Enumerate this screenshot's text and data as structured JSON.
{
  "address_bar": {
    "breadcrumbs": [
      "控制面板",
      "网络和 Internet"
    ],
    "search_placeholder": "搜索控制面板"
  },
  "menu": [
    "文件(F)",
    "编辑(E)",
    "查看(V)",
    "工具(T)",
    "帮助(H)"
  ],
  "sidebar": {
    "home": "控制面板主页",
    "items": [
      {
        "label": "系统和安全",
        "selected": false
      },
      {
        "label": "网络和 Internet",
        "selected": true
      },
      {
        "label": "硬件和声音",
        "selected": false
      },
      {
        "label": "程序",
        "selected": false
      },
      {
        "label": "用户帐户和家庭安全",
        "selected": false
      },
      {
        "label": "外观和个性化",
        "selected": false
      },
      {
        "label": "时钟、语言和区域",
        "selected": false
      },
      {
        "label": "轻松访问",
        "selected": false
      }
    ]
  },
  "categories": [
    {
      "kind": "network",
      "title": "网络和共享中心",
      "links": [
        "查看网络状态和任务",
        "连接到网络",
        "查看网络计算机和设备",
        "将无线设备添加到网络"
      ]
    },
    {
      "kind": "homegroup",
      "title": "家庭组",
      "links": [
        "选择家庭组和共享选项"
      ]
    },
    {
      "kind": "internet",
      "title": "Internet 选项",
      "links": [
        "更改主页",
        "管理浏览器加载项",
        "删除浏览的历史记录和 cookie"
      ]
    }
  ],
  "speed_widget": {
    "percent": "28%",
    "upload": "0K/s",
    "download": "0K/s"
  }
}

****************************************

REQUEST
Take the entries above and transcribe them in full.

ANSWER FOR THE TASK
Enumerate this screenshot's text and data as structured JSON.
{
  "address_bar": {
    "breadcrumbs": [
      "控制面板",
      "网络和 Internet"
    ],
    "search_placeholder": "搜索控制面板"
  },
  "menu": [
    "文件(F)",
    "编辑(E)",
    "查看(V)",
    "工具(T)",
    "帮助(H)"
  ],
  "sidebar": {
    "home": "控制面板主页",
    "items": [
      {
        "label": "系统和安全",
        "selected": false
      },
      {
        "label": "网络和 Internet",
        "selected": true
      },
      {
        "label": "硬件和声音",
        "selected": false
      },
      {
        "label": "程序",
        "selected": false
      },
      {
        "label": "用户帐户和家庭安全",
        "selected": false
      },
      {
        "label": "外观和个性化",
        "selected": false
      },
      {
        "label": "时钟、语言和区域",
        "selected": false
      },
      {
        "label": "轻松访问",
        "selected": false
      }
    ]
  },
  "categories": [
    {
      "kind": "network",
      "title": "网络和共享中心",
      "links": [
        "查看网络状态和任务",
        "连接到网络",
        "查看网络计算机和设备",
        "将无线设备添加到网络"
      ]
    },
    {
      "kind": "homegroup",
      "title": "家庭组",
      "links": [
        "选择家庭组和共享选项"
      ]
    },
    {
      "kind": "internet",
      "title": "Internet 选项",
      "links": [
        "更改主页",
        "管理浏览器加载项",
        "删除浏览的历史记录和 cookie"
      ]
    }
  ],
  "speed_widget": {
    "percent": "28%",
    "upload": "0K/s",
    "download": "0K/s"
  }
}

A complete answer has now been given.